- Problem to solve
Search the records for "pattern". Copy every line where it appears.

- Input
= = = = = = =

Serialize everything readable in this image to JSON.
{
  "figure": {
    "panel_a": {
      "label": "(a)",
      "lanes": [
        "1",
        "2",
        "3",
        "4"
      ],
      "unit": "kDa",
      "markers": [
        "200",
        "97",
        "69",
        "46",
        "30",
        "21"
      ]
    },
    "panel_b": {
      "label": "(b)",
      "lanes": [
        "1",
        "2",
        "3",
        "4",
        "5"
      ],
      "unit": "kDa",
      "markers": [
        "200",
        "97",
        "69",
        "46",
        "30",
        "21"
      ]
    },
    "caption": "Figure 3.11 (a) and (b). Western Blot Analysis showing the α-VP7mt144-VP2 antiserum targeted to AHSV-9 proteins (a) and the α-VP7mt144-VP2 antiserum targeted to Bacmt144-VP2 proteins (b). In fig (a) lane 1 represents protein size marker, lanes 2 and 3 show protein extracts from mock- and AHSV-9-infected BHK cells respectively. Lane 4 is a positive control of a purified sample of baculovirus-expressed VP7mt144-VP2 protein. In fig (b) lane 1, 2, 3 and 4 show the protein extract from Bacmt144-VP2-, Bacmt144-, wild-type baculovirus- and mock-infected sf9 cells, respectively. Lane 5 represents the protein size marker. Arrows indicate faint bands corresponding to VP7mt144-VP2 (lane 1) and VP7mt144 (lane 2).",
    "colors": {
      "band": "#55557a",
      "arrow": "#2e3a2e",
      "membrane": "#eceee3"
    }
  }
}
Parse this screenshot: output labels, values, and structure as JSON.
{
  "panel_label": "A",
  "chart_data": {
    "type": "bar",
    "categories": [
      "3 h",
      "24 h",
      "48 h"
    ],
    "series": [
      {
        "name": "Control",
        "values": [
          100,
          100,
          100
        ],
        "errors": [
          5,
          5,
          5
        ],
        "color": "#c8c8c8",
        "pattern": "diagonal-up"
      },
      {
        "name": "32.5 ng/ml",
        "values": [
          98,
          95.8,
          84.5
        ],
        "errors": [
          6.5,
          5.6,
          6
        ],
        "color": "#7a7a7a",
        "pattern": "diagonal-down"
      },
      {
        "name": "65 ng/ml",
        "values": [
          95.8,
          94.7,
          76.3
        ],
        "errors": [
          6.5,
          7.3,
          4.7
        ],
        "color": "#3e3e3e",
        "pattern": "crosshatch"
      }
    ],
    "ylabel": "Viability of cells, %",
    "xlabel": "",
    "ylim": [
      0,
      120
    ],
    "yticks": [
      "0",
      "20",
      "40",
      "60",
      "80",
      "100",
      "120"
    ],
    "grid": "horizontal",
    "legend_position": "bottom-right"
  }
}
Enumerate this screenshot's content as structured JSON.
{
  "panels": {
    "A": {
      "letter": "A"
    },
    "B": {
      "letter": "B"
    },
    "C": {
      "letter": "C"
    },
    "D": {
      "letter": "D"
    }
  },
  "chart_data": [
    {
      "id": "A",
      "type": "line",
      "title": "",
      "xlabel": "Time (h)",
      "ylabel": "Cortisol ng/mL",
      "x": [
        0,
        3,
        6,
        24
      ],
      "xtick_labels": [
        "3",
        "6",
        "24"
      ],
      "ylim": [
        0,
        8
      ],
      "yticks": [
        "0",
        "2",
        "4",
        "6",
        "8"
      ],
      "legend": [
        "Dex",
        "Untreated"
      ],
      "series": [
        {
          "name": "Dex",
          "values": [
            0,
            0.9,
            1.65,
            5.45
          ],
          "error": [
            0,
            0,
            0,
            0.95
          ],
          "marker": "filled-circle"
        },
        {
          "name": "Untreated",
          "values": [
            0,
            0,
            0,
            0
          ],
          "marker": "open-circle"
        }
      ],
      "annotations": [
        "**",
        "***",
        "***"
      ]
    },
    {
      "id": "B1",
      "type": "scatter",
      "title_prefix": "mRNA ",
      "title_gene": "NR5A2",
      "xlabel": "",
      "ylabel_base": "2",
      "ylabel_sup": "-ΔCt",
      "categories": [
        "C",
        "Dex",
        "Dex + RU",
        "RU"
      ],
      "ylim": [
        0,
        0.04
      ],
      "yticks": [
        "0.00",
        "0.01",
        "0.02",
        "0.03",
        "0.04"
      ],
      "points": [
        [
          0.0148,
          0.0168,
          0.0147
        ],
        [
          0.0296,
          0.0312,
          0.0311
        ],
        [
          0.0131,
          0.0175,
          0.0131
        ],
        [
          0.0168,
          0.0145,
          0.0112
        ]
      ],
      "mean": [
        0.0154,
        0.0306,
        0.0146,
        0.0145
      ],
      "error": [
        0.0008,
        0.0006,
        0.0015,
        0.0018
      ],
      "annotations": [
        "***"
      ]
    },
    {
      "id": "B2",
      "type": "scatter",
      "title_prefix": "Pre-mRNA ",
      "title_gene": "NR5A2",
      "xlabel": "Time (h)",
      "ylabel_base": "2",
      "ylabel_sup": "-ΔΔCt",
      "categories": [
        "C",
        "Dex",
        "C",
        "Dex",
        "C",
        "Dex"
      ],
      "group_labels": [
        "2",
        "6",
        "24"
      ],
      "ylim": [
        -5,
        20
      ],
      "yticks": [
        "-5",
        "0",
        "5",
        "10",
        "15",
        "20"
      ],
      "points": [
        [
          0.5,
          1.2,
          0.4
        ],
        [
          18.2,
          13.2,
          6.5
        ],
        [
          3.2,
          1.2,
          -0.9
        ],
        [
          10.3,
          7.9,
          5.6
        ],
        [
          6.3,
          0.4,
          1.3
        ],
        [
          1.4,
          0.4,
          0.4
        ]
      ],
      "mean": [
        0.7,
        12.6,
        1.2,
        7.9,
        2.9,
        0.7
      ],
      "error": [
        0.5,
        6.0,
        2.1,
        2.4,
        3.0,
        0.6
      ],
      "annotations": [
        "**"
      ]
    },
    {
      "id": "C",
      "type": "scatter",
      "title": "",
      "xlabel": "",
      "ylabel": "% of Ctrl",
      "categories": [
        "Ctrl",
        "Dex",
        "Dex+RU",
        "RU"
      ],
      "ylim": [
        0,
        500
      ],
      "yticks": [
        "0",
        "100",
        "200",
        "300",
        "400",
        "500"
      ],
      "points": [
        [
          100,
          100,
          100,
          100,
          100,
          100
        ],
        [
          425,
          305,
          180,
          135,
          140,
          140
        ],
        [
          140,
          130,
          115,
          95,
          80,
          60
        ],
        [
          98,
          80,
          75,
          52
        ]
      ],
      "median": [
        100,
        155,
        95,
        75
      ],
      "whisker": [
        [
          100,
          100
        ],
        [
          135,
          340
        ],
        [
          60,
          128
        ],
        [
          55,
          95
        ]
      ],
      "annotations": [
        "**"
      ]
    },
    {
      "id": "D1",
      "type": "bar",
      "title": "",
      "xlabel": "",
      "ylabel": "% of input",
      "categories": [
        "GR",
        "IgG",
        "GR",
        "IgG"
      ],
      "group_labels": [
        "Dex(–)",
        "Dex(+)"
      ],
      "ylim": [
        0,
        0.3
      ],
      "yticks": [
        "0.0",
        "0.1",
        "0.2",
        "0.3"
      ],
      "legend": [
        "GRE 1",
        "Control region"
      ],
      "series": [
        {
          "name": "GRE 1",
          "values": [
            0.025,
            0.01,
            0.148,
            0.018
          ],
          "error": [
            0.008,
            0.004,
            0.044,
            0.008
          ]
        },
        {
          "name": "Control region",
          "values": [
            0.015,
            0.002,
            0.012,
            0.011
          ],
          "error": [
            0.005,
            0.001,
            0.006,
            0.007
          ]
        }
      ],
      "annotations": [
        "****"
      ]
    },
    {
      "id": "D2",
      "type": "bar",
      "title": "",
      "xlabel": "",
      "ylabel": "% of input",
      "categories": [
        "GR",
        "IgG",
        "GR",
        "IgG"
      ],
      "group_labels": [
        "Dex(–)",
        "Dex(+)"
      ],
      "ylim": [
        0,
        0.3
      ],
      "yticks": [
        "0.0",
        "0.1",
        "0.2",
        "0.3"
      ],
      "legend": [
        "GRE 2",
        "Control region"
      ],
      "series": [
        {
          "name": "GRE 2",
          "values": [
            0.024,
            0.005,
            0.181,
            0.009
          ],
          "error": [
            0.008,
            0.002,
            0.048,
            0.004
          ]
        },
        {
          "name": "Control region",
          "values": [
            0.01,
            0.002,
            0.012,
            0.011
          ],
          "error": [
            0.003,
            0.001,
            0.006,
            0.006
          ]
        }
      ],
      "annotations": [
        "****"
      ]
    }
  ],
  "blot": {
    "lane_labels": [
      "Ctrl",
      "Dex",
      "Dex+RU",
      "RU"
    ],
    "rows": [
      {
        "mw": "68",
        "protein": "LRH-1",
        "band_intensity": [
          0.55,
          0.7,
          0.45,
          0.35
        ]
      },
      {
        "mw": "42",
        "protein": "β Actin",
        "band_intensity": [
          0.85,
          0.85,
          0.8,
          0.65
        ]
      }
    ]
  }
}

= = = = = = =

- Task output
        "pattern": "diagonal-up"
        "pattern": "diagonal-down"
        "pattern": "crosshatch"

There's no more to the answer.